Without the pictures, copy all the entries below exactly.

(Stored entries)
──────
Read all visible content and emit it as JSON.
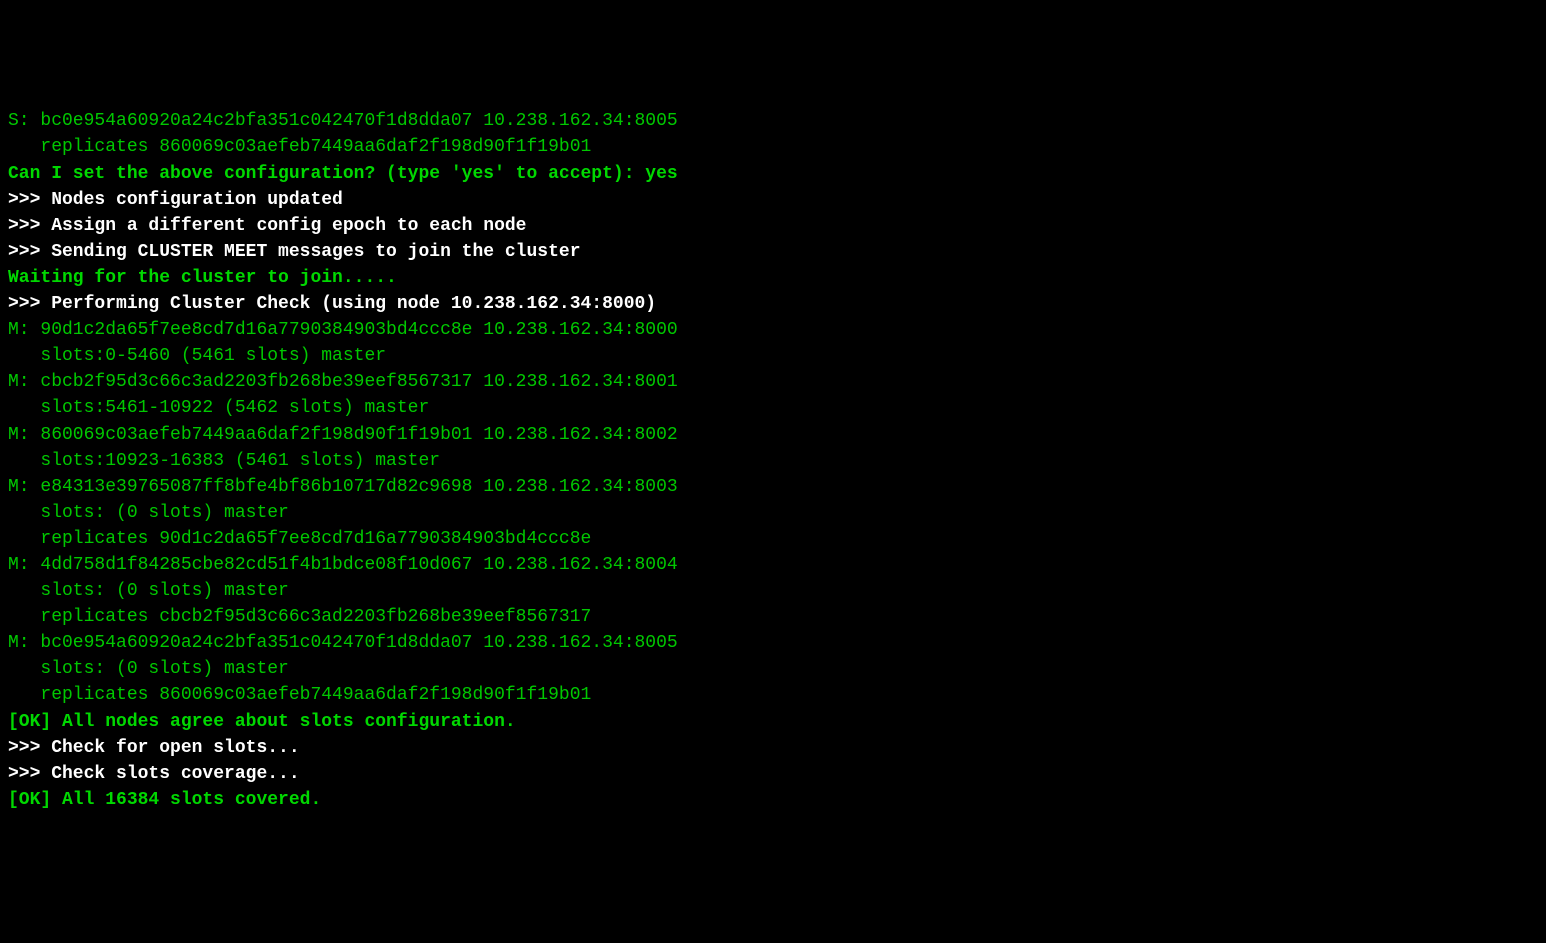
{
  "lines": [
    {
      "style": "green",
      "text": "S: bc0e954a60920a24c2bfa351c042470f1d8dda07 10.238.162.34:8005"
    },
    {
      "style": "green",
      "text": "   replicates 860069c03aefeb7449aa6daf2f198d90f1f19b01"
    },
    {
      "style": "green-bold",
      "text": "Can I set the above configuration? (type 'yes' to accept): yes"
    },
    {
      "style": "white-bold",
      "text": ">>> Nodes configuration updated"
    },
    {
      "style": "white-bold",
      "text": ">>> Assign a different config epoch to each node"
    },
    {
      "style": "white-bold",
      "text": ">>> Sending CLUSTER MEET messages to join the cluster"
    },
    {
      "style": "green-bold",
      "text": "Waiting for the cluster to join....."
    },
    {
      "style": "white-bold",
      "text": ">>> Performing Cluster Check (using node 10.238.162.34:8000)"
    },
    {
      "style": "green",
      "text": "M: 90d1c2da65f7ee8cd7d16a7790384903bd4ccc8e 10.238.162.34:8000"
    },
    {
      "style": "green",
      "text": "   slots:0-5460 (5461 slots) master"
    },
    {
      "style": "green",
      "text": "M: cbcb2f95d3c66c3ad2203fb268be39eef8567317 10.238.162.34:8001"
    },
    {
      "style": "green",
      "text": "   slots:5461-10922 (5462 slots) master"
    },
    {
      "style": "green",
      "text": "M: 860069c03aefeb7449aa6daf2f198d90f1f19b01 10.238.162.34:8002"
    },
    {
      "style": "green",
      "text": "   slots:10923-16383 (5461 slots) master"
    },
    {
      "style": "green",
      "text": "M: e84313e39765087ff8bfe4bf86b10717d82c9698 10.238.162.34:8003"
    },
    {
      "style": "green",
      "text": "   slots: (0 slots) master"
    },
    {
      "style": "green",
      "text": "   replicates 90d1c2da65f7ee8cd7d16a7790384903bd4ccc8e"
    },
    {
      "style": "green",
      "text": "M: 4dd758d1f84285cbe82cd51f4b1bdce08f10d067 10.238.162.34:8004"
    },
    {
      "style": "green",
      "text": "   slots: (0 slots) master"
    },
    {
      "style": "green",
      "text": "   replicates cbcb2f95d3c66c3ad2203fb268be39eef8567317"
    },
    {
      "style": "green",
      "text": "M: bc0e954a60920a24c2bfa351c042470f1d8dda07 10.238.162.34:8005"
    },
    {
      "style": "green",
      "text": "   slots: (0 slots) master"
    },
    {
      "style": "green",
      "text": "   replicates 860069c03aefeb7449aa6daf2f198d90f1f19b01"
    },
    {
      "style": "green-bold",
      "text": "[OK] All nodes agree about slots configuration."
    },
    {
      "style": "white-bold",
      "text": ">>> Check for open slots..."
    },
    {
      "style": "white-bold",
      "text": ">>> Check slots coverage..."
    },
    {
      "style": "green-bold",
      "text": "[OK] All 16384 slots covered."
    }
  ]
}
──────
* **Result for this exercise**:
Read all visible content and emit it as JSON.
{
  "lines": [
    {
      "style": "green",
      "text": "S: bc0e954a60920a24c2bfa351c042470f1d8dda07 10.238.162.34:8005"
    },
    {
      "style": "green",
      "text": "   replicates 860069c03aefeb7449aa6daf2f198d90f1f19b01"
    },
    {
      "style": "green-bold",
      "text": "Can I set the above configuration? (type 'yes' to accept): yes"
    },
    {
      "style": "white-bold",
      "text": ">>> Nodes configuration updated"
    },
    {
      "style": "white-bold",
      "text": ">>> Assign a different config epoch to each node"
    },
    {
      "style": "white-bold",
      "text": ">>> Sending CLUSTER MEET messages to join the cluster"
    },
    {
      "style": "green-bold",
      "text": "Waiting for the cluster to join....."
    },
    {
      "style": "white-bold",
      "text": ">>> Performing Cluster Check (using node 10.238.162.34:8000)"
    },
    {
      "style": "green",
      "text": "M: 90d1c2da65f7ee8cd7d16a7790384903bd4ccc8e 10.238.162.34:8000"
    },
    {
      "style": "green",
      "text": "   slots:0-5460 (5461 slots) master"
    },
    {
      "style": "green",
      "text": "M: cbcb2f95d3c66c3ad2203fb268be39eef8567317 10.238.162.34:8001"
    },
    {
      "style": "green",
      "text": "   slots:5461-10922 (5462 slots) master"
    },
    {
      "style": "green",
      "text": "M: 860069c03aefeb7449aa6daf2f198d90f1f19b01 10.238.162.34:8002"
    },
    {
      "style": "green",
      "text": "   slots:10923-16383 (5461 slots) master"
    },
    {
      "style": "green",
      "text": "M: e84313e39765087ff8bfe4bf86b10717d82c9698 10.238.162.34:8003"
    },
    {
      "style": "green",
      "text": "   slots: (0 slots) master"
    },
    {
      "style": "green",
      "text": "   replicates 90d1c2da65f7ee8cd7d16a7790384903bd4ccc8e"
    },
    {
      "style": "green",
      "text": "M: 4dd758d1f84285cbe82cd51f4b1bdce08f10d067 10.238.162.34:8004"
    },
    {
      "style": "green",
      "text": "   slots: (0 slots) master"
    },
    {
      "style": "green",
      "text": "   replicates cbcb2f95d3c66c3ad2203fb268be39eef8567317"
    },
    {
      "style": "green",
      "text": "M: bc0e954a60920a24c2bfa351c042470f1d8dda07 10.238.162.34:8005"
    },
    {
      "style": "green",
      "text": "   slots: (0 slots) master"
    },
    {
      "style": "green",
      "text": "   replicates 860069c03aefeb7449aa6daf2f198d90f1f19b01"
    },
    {
      "style": "green-bold",
      "text": "[OK] All nodes agree about slots configuration."
    },
    {
      "style": "white-bold",
      "text": ">>> Check for open slots..."
    },
    {
      "style": "white-bold",
      "text": ">>> Check slots coverage..."
    },
    {
      "style": "green-bold",
      "text": "[OK] All 16384 slots covered."
    }
  ]
}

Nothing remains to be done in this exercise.